(Saved data entries)
^^^^^^^^
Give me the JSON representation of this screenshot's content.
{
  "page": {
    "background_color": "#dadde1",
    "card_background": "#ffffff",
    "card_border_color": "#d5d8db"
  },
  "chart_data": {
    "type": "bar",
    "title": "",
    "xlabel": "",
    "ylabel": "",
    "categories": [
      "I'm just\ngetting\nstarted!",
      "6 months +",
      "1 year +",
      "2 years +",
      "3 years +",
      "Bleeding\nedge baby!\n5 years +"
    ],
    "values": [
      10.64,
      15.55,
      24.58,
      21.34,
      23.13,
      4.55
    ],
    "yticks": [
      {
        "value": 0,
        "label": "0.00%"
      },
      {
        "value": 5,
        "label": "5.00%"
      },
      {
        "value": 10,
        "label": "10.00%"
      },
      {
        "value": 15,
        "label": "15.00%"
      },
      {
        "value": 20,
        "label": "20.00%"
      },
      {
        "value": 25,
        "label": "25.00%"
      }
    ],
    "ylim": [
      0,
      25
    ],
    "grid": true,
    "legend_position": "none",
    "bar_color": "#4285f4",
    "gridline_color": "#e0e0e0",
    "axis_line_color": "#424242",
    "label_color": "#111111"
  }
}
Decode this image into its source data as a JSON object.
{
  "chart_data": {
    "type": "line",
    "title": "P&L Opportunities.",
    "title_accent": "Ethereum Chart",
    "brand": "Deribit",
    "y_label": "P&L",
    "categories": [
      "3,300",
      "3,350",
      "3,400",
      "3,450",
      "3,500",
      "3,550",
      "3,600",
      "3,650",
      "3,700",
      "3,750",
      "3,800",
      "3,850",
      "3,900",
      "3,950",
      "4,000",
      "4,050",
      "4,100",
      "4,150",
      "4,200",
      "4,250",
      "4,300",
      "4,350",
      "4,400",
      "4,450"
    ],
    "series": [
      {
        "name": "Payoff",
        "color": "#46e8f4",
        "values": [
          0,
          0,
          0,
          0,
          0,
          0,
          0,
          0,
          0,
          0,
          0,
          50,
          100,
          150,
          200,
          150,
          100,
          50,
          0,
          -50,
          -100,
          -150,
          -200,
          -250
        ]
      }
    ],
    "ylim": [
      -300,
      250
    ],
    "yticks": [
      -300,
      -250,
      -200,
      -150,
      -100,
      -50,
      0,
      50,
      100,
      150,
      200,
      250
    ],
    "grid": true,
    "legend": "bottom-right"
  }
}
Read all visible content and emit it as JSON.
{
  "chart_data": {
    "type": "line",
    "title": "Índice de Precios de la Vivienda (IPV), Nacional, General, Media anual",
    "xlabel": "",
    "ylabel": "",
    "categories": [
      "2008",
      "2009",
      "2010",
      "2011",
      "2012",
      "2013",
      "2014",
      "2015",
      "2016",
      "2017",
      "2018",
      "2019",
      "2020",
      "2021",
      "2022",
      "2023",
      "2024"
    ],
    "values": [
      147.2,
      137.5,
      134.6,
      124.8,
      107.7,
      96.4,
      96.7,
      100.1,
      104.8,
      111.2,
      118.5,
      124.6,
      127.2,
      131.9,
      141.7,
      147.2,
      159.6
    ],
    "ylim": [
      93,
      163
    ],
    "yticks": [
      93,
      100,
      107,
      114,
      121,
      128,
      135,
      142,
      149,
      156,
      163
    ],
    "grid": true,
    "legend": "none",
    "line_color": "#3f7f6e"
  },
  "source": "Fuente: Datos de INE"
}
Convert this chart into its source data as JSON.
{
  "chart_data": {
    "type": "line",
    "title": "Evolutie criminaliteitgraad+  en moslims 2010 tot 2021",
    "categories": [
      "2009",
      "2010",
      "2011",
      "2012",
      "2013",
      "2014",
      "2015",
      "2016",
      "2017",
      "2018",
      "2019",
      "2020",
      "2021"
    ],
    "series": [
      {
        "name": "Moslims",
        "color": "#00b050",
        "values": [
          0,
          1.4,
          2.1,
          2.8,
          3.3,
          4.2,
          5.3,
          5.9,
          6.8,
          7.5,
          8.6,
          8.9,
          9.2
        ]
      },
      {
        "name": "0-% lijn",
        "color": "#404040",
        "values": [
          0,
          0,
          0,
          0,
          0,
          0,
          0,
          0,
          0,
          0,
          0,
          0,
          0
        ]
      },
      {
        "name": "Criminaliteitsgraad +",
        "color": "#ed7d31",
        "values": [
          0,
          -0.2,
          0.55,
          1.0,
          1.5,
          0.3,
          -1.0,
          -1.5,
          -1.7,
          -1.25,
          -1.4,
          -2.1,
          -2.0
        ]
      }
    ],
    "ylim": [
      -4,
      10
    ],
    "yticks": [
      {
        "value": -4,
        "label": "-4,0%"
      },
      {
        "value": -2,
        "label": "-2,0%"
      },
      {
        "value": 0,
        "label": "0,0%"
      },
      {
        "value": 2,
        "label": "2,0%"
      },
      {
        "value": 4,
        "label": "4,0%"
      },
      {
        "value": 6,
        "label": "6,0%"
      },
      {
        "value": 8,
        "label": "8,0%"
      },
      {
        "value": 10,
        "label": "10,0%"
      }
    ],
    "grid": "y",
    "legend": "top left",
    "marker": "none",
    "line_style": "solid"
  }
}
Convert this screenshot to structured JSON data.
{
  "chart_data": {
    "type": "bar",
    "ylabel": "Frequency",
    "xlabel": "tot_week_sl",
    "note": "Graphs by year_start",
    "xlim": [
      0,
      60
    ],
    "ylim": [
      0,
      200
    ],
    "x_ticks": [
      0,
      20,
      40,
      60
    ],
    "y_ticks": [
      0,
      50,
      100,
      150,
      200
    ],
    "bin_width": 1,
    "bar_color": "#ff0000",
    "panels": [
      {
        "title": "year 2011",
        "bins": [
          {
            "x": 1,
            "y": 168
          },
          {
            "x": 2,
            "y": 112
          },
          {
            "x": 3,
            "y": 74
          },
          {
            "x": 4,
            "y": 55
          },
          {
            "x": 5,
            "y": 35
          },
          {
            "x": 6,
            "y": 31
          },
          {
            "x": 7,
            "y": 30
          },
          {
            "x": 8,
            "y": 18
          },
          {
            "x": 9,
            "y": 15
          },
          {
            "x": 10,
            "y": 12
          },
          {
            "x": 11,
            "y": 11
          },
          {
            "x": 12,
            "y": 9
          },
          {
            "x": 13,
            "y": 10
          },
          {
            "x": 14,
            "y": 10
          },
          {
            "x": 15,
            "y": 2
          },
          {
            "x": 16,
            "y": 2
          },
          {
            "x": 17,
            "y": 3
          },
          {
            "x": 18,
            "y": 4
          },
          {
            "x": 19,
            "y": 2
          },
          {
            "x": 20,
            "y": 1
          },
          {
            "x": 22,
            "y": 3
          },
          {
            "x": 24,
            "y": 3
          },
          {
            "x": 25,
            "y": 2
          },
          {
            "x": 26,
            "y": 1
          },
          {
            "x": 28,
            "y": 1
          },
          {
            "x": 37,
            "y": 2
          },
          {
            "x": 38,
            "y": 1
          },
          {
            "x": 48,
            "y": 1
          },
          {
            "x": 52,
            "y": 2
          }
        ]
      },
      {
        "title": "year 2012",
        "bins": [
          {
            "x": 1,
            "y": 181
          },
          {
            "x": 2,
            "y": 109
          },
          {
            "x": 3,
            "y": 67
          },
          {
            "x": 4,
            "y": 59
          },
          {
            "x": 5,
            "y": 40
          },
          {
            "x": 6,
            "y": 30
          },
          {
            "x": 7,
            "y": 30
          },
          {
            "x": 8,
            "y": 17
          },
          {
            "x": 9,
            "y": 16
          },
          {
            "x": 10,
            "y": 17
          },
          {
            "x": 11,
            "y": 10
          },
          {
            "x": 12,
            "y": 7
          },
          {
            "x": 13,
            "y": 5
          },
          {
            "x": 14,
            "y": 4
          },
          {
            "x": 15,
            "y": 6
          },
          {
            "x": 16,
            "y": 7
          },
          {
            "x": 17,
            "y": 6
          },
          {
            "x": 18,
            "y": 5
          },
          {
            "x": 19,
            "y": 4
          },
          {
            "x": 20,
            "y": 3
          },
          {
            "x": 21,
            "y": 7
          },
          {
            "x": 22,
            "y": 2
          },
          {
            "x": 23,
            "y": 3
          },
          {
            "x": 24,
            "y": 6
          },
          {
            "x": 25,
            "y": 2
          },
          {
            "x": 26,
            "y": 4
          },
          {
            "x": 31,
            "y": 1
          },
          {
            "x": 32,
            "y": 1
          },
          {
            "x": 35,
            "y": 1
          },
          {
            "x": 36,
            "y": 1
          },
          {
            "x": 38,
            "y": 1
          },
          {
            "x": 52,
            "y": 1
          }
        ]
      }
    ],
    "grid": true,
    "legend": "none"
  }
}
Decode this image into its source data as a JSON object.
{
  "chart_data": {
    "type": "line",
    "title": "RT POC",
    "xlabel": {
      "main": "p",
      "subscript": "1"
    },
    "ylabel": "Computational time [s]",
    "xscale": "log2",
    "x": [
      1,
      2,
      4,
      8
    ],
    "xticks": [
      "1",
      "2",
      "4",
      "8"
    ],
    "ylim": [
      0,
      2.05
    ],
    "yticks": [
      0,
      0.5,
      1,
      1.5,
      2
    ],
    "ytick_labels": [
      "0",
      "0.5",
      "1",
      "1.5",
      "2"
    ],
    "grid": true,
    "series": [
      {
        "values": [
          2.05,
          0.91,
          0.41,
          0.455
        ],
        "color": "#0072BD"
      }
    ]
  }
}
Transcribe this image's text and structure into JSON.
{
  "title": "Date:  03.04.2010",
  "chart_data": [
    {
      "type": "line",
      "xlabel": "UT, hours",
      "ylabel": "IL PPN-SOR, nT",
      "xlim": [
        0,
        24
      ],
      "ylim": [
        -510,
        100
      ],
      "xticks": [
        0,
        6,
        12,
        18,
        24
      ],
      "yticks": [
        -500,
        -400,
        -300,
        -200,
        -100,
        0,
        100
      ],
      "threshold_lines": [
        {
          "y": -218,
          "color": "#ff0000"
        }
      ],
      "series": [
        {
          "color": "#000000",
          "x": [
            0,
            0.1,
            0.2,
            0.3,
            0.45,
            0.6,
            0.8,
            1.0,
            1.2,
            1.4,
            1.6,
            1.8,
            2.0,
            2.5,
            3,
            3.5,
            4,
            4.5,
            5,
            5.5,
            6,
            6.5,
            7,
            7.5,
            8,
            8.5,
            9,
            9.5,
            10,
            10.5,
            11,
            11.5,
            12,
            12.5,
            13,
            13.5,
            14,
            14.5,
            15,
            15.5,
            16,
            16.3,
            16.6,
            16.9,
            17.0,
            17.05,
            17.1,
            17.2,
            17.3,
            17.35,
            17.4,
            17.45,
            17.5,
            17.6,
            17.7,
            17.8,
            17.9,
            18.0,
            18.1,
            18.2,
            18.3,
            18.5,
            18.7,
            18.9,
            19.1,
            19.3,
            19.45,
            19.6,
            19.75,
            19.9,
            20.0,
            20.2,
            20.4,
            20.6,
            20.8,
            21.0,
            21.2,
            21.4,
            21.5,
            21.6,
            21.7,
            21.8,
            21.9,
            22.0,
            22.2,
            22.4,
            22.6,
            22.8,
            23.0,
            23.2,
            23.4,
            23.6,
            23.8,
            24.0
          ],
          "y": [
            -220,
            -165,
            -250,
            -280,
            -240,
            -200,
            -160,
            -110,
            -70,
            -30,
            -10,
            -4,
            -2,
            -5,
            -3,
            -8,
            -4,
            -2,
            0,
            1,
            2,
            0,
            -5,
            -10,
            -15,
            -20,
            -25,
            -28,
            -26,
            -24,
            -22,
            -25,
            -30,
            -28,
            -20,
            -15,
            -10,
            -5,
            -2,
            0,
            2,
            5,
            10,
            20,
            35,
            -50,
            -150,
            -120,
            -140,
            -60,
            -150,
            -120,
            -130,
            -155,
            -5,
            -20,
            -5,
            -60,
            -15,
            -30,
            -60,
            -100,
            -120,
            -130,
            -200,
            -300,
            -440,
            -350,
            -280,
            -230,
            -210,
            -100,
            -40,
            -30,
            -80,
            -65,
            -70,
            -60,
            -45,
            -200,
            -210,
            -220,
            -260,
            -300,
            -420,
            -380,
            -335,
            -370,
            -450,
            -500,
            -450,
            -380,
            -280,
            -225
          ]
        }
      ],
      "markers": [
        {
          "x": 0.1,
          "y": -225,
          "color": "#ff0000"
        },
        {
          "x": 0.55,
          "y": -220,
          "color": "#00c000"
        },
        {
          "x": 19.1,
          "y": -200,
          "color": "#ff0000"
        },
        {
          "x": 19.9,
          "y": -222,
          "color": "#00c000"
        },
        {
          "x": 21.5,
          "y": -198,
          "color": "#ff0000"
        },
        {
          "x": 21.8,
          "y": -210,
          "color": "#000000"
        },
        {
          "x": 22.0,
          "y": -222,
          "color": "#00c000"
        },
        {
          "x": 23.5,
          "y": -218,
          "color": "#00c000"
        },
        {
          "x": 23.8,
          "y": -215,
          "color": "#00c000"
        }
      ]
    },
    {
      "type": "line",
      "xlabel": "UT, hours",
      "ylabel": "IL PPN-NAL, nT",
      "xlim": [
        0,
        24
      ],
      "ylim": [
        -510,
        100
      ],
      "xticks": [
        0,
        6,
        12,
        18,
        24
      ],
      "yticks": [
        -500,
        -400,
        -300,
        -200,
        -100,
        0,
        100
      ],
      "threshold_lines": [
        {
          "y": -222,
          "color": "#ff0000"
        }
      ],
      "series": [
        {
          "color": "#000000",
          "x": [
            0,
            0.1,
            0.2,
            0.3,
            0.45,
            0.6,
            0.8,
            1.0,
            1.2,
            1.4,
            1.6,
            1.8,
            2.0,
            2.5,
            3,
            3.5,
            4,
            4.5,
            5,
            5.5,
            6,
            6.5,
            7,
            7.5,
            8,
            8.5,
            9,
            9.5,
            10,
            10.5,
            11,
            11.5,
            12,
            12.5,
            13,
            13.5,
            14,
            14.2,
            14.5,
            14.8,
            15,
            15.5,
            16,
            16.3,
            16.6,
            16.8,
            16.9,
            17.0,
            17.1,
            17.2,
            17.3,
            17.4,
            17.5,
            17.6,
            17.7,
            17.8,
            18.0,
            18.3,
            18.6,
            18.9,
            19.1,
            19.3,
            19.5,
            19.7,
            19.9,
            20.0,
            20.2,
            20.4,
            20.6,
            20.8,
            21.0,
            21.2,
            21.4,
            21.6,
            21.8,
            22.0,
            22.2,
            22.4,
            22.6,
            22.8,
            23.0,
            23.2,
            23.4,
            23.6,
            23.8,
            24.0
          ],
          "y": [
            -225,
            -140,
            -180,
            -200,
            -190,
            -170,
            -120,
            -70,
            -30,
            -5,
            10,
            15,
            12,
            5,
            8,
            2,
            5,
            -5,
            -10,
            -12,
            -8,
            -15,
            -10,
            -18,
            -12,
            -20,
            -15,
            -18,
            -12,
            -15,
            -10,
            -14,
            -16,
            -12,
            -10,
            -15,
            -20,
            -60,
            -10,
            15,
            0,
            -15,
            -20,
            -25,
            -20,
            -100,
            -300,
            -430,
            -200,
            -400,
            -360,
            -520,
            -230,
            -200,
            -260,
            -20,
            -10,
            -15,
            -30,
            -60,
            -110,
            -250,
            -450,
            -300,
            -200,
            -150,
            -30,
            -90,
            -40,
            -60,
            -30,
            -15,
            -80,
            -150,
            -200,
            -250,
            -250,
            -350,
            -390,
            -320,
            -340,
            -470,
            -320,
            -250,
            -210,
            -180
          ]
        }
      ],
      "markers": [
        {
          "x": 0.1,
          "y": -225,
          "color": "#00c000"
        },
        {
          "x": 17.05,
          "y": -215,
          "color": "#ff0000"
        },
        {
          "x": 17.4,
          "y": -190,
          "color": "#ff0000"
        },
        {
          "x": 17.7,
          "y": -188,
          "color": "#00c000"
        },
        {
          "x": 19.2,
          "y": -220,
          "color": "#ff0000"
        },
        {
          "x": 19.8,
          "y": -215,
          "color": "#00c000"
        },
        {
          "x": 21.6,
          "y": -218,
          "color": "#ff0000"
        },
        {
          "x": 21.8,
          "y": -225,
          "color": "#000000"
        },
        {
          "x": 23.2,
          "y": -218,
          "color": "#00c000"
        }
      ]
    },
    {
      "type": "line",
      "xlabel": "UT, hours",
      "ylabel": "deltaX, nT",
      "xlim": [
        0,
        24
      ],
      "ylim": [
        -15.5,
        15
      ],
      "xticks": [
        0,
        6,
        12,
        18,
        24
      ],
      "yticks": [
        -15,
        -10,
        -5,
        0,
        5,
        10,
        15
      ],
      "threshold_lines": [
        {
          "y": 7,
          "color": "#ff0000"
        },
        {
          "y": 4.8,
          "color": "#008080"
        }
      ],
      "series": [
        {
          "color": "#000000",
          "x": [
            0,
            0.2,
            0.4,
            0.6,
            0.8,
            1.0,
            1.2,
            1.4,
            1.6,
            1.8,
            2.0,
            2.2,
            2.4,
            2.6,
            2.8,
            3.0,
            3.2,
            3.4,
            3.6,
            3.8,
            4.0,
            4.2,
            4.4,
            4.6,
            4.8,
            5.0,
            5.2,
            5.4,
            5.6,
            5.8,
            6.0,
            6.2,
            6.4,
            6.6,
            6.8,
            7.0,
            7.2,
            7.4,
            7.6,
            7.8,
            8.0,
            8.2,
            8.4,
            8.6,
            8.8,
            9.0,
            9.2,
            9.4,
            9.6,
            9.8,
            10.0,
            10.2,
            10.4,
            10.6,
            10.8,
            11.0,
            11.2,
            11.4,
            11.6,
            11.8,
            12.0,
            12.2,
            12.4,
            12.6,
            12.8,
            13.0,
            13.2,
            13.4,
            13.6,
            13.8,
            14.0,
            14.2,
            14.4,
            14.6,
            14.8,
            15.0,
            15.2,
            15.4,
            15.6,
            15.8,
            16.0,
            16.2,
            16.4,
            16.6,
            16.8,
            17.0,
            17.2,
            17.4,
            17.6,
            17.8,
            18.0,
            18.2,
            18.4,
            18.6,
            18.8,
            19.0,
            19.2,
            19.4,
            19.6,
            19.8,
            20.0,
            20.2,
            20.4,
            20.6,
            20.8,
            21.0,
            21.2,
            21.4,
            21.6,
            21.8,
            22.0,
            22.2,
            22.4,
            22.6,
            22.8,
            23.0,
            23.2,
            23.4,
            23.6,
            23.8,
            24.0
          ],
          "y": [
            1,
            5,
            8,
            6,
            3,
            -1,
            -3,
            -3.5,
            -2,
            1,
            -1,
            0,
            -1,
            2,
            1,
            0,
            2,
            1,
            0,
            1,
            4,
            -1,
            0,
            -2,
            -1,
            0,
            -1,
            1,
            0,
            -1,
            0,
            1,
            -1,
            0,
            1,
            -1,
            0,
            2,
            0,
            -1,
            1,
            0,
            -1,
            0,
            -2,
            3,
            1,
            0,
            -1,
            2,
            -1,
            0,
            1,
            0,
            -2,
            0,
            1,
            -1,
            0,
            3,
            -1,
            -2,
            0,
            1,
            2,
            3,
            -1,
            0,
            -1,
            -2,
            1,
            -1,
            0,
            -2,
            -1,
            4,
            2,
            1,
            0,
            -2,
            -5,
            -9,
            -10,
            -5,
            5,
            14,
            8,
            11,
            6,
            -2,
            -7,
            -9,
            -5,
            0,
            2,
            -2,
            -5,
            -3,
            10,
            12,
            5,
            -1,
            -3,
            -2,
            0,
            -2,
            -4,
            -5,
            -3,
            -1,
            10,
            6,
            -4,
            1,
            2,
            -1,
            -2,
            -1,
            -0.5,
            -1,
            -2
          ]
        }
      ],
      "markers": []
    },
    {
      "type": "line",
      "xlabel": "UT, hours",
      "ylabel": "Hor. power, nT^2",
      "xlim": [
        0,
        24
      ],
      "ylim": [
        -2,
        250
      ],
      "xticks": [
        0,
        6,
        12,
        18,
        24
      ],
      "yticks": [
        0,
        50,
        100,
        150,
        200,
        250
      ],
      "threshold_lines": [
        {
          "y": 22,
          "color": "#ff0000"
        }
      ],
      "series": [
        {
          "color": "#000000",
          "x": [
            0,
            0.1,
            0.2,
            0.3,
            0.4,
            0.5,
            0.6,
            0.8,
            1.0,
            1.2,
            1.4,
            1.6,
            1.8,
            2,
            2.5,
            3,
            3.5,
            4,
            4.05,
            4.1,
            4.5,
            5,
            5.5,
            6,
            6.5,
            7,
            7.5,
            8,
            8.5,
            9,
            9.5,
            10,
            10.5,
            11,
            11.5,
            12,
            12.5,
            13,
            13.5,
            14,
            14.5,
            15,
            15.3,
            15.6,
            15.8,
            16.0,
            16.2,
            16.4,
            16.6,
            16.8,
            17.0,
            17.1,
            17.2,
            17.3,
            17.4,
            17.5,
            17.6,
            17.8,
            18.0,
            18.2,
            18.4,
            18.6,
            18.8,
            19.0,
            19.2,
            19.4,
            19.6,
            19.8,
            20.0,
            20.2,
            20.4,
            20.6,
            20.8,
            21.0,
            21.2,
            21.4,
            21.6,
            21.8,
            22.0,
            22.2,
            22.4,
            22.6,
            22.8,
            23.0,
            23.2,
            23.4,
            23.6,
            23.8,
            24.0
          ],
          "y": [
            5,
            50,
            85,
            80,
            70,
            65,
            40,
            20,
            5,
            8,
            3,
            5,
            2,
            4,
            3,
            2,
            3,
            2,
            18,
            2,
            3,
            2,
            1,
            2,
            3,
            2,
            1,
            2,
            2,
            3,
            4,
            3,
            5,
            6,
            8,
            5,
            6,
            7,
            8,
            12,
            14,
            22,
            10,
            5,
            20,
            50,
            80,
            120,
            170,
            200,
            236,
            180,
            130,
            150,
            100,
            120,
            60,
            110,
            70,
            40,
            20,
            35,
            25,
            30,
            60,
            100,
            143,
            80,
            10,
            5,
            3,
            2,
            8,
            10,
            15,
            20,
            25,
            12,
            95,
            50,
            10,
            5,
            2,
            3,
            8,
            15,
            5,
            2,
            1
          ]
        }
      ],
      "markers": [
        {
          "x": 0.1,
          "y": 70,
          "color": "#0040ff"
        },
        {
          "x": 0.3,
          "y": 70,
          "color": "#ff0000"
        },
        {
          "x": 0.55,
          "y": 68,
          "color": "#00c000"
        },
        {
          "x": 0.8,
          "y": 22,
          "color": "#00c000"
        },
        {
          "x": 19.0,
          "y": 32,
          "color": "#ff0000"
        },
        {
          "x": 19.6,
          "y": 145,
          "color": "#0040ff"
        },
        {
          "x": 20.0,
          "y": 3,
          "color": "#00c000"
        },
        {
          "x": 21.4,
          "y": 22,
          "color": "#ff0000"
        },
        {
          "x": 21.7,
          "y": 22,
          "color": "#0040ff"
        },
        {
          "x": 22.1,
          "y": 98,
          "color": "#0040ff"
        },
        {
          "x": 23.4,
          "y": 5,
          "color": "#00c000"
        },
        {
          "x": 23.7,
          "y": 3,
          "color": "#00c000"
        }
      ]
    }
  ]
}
^^^^^^^^
- **STATED EXERCISE**:
How many lines in the entries contain the string "years"? Answer with the number only.

- **EXERCISE RESPONSE**:
3